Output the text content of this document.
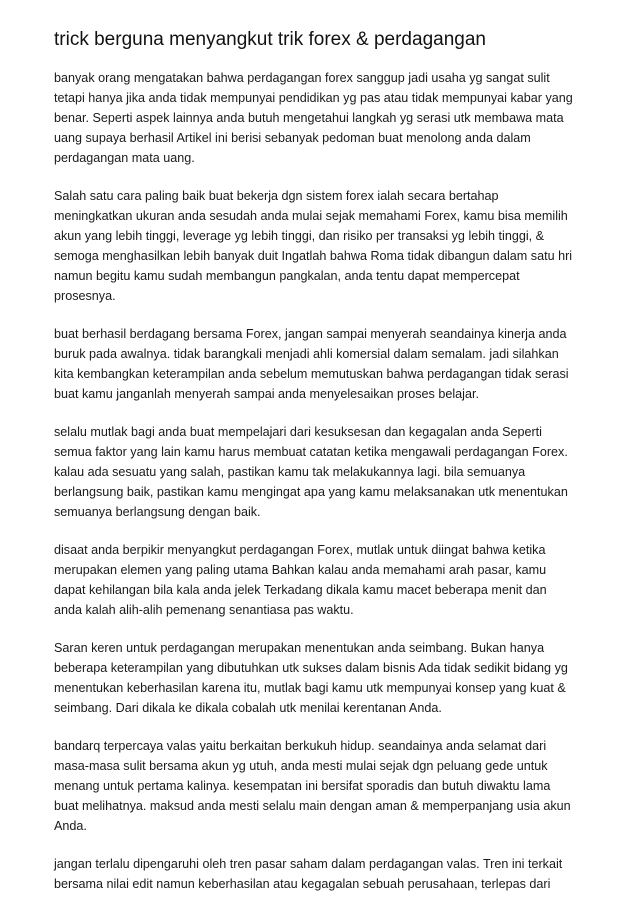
trick berguna menyangkut trik forex & perdagangan
banyak orang mengatakan bahwa perdagangan forex sanggup jadi usaha yg sangat sulit
tetapi hanya jika anda tidak mempunyai pendidikan yg pas atau tidak mempunyai kabar yang
benar. Seperti aspek lainnya anda butuh mengetahui langkah yg serasi utk membawa mata
uang supaya berhasil Artikel ini berisi sebanyak pedoman buat menolong anda dalam
perdagangan mata uang.
Salah satu cara paling baik buat bekerja dgn sistem forex ialah secara bertahap
meningkatkan ukuran anda sesudah anda mulai sejak memahami Forex, kamu bisa memilih
akun yang lebih tinggi, leverage yg lebih tinggi, dan risiko per transaksi yg lebih tinggi, &
semoga menghasilkan lebih banyak duit Ingatlah bahwa Roma tidak dibangun dalam satu hri
namun begitu kamu sudah membangun pangkalan, anda tentu dapat mempercepat
prosesnya.
buat berhasil berdagang bersama Forex, jangan sampai menyerah seandainya kinerja anda
buruk pada awalnya. tidak barangkali menjadi ahli komersial dalam semalam. jadi silahkan
kita kembangkan keterampilan anda sebelum memutuskan bahwa perdagangan tidak serasi
buat kamu janganlah menyerah sampai anda menyelesaikan proses belajar.
selalu mutlak bagi anda buat mempelajari dari kesuksesan dan kegagalan anda Seperti
semua faktor yang lain kamu harus membuat catatan ketika mengawali perdagangan Forex.
kalau ada sesuatu yang salah, pastikan kamu tak melakukannya lagi. bila semuanya
berlangsung baik, pastikan kamu mengingat apa yang kamu melaksanakan utk menentukan
semuanya berlangsung dengan baik.
disaat anda berpikir menyangkut perdagangan Forex, mutlak untuk diingat bahwa ketika
merupakan elemen yang paling utama Bahkan kalau anda memahami arah pasar, kamu
dapat kehilangan bila kala anda jelek Terkadang dikala kamu macet beberapa menit dan
anda kalah alih-alih pemenang senantiasa pas waktu.
Saran keren untuk perdagangan merupakan menentukan anda seimbang. Bukan hanya
beberapa keterampilan yang dibutuhkan utk sukses dalam bisnis Ada tidak sedikit bidang yg
menentukan keberhasilan karena itu, mutlak bagi kamu utk mempunyai konsep yang kuat &
seimbang. Dari dikala ke dikala cobalah utk menilai kerentanan Anda.
bandarq terpercaya valas yaitu berkaitan berkukuh hidup. seandainya anda selamat dari
masa-masa sulit bersama akun yg utuh, anda mesti mulai sejak dgn peluang gede untuk
menang untuk pertama kalinya. kesempatan ini bersifat sporadis dan butuh diwaktu lama
buat melihatnya. maksud anda mesti selalu main dengan aman & memperpanjang usia akun
Anda.
jangan terlalu dipengaruhi oleh tren pasar saham dalam perdagangan valas. Tren ini terkait
bersama nilai edit namun keberhasilan atau kegagalan sebuah perusahaan, terlepas dari
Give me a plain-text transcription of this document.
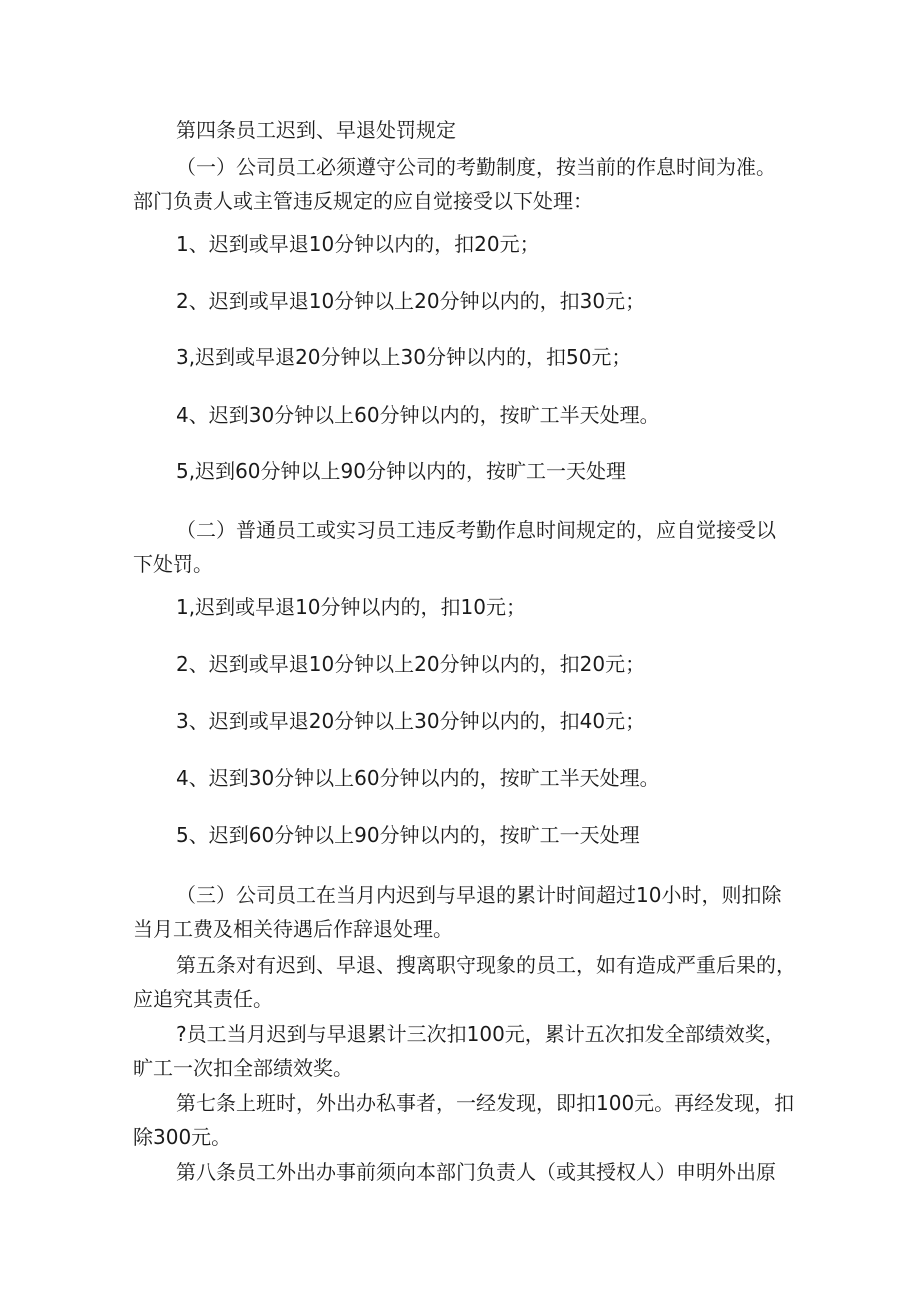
第四条员工迟到、早退处罚规定
（一）公司员工必须遵守公司的考勤制度，按当前的作息时间为准。
部门负责人或主管违反规定的应自觉接受以下处理：
1、迟到或早退10分钟以内的，扣20元；
2、迟到或早退10分钟以上20分钟以内的，扣30元；
3,迟到或早退20分钟以上30分钟以内的，扣50元；
4、迟到30分钟以上60分钟以内的，按旷工半天处理。
5,迟到60分钟以上90分钟以内的，按旷工一天处理
（二）普通员工或实习员工违反考勤作息时间规定的，应自觉接受以
下处罚。
1,迟到或早退10分钟以内的，扣10元；
2、迟到或早退10分钟以上20分钟以内的，扣20元；
3、迟到或早退20分钟以上30分钟以内的，扣40元；
4、迟到30分钟以上60分钟以内的，按旷工半天处理。
5、迟到60分钟以上90分钟以内的，按旷工一天处理
（三）公司员工在当月内迟到与早退的累计时间超过10小时，则扣除
当月工费及相关待遇后作辞退处理。
第五条对有迟到、早退、搜离职守现象的员工，如有造成严重后果的，
应追究其责任。
?员工当月迟到与早退累计三次扣100元，累计五次扣发全部绩效奖，
旷工一次扣全部绩效奖。
第七条上班时，外出办私事者，一经发现，即扣100元。再经发现，扣
除300元。
第八条员工外出办事前须向本部门负责人（或其授权人）申明外出原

**Task statement:** Examine the entries and report how many of their lines contain the string "hanya", giving no more than the number.

**Final result:** 2